> [TEXT SEGMENT]
☆ ☆ ☆

Cousins

Cousins share a pair of grandparents. Second cousins share a pair of great-grandparents.

This leads to some interesting and non-trivial puzzles. For example, as you go up from second cousin to third cousin to fourth cousin, on the average, how many nth cousins do you have?

What kind of curve describes the rate of increase? Is there any reasonable way of figuring this out?

Research versus demo

If you spend years working in an area of research, that activity starts to become its own little world. And like any human world, that world begins to develop its own language and culture.

A problem and then arise when you try to explain your work to others. From the perspective of many listeners, you are speaking an alien language. At best they try their best to understand that language. At worst, they are resentful of how your well meaning explanation is, in a sense, making them feel illiterate.

Which is why it is important to distinguish between the research and the demo. A demo does not try to explain things fully. Rather, it tries to communicate why what you have been working on is meaningful or important to others.

One of the hardest things to do in research is to separate yourself from all of those technical details that you are so proud of, and think about what you’ve been doing might mean to others. Once you can do that, you can start to design a great demo.

☆ ☆ ☆

> [GIVEN INSTRUCTION 1] Put every line of the listing below into a JSON list of strings, one string per line, with blank lines left out. Leave the pictures out of the result.

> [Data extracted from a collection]
☆ ☆ ☆

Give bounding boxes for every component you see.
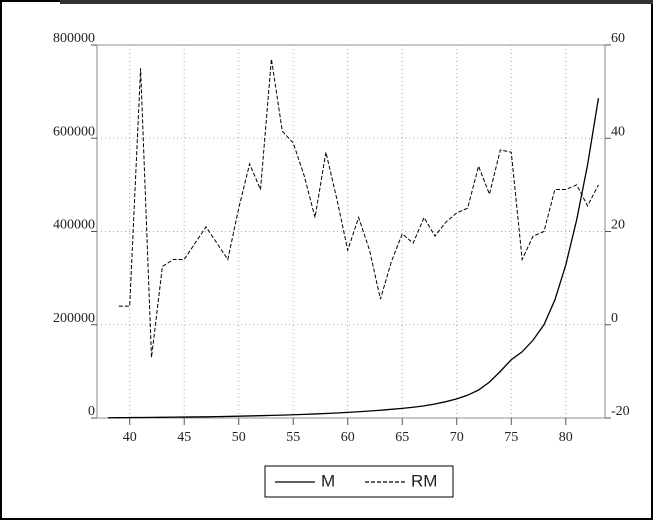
y-tick-label: 800000 bbox=[53, 31, 95, 46]
x-tick-label: 55 bbox=[286, 430, 300, 445]
series-line bbox=[118, 58, 599, 358]
x-tick-label: 65 bbox=[395, 430, 409, 445]
x-tick-label: 60 bbox=[341, 430, 355, 445]
x-tick-label: 80 bbox=[559, 430, 573, 445]
x-tick-label: 75 bbox=[504, 430, 518, 445]
legend-label: M bbox=[321, 471, 335, 490]
x-tick-label: 45 bbox=[177, 430, 191, 445]
y2-tick-label: -20 bbox=[611, 404, 630, 419]
x-tick-label: 50 bbox=[232, 430, 246, 445]
legend-label: RM bbox=[411, 471, 437, 490]
top-bar bbox=[60, 0, 653, 4]
series-line bbox=[107, 98, 600, 419]
y2-tick-label: 40 bbox=[611, 124, 625, 139]
y2-tick-label: 20 bbox=[611, 218, 625, 233]
y-tick-label: 0 bbox=[88, 404, 95, 419]
x-tick-label: 40 bbox=[123, 430, 137, 445]
y2-tick-label: 60 bbox=[611, 31, 625, 46]
y-tick-label: 200000 bbox=[53, 311, 95, 326]
y-tick-label: 400000 bbox=[53, 218, 95, 233]
x-tick-label: 70 bbox=[450, 430, 464, 445]
y2-tick-label: 0 bbox=[611, 311, 618, 326]
y-tick-label: 600000 bbox=[53, 124, 95, 139]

☆ ☆ ☆

> [GIVEN INSTRUCTION 2] Please continue the text segment on research versus demo, beginning after its last sentence.

> [REPLY 1]
[
  "Give bounding boxes for every component you see.",
  "y-tick-label: 800000 bbox=[53, 31, 95, 46]",
  "x-tick-label: 55 bbox=[286, 430, 300, 445]",
  "series-line bbox=[118, 58, 599, 358]",
  "x-tick-label: 65 bbox=[395, 430, 409, 445]",
  "x-tick-label: 60 bbox=[341, 430, 355, 445]",
  "x-tick-label: 80 bbox=[559, 430, 573, 445]",
  "x-tick-label: 75 bbox=[504, 430, 518, 445]",
  "legend-label: M bbox=[321, 471, 335, 490]",
  "x-tick-label: 45 bbox=[177, 430, 191, 445]",
  "y2-tick-label: -20 bbox=[611, 404, 630, 419]",
  "x-tick-label: 50 bbox=[232, 430, 246, 445]",
  "legend-label: RM bbox=[411, 471, 437, 490]",
  "top-bar bbox=[60, 0, 653, 4]",
  "series-line bbox=[107, 98, 600, 419]",
  "y2-tick-label: 40 bbox=[611, 124, 625, 139]",
  "y2-tick-label: 20 bbox=[611, 218, 625, 233]",
  "y-tick-label: 0 bbox=[88, 404, 95, 419]",
  "x-tick-label: 40 bbox=[123, 430, 137, 445]",
  "y2-tick-label: 60 bbox=[611, 31, 625, 46]",
  "y-tick-label: 200000 bbox=[53, 311, 95, 326]",
  "y-tick-label: 400000 bbox=[53, 218, 95, 233]",
  "x-tick-label: 70 bbox=[450, 430, 464, 445]",
  "y2-tick-label: 0 bbox=[611, 311, 618, 326]",
  "y-tick-label: 600000 bbox=[53, 124, 95, 139]"
]

> [REPLY 2]
All my failures

Many years ago, a Ph.D. student of mine subtitled his Doctoral dissertation “All My Failures”. Over the years I have come to understand how profoundly on target that statement was.

The nature of successful science is to embrace failure. Sure, we can celebrate the “Eureka” moment, but most of science is about doggedly trying things, and knowing that most of the things you try will fail.

Those failures are at least as important as the occasional successes. If you don’t understand the ways up the mountain that don’t lead to the top, you can’t really understand the mountain.

That student’s thesis was well written not just because he demonstrated some successful results (which he did), but because he also described the places of failure — the many experiments that did not work out. And sometimes it is in the understanding of those places that the deepest truths can be found.

Don’t Let SCOTUS OutVote Us

On Thursday July 27 our Supreme Court issued a set of rulings that severely weakened the ability of Federal agencies to protect
U.S. citizens.

On that day I thought up the slogan “Don’t Let SCOTUS OutVote Us.”

This was actually one day before another Supreme Court ruling essentially set up Donald Trump to become a dictator in January 2025. I know that sounds crazy, but if you study the January 28 decision, you will see that it is quite literally true.

That ruling will place Trump above the law and answerable to nobody for any act, no matter how venal or corrupt or harmful, as long as he can claim “I’m doing this in my official capacity as president.”

So now it is even more urgent. U.S. citizens are likely to lose fundamental rights that they have never even questioned before, as we careen toward becoming a authoritarian state. Imagine that — six people just summarily took away the rights of 300 million people.

To paraphrase Sinclair Lewis, it can happen here.

Shirley Knight

Today would have been the 86th birthday of the great actress Shirley Knight. Alas, she passed away in 2020, at the age of 83.

She was one of those brilliant actors who always make the films they are in much better by making the other people in the cast look good. Tom Wilkinson was like that as well.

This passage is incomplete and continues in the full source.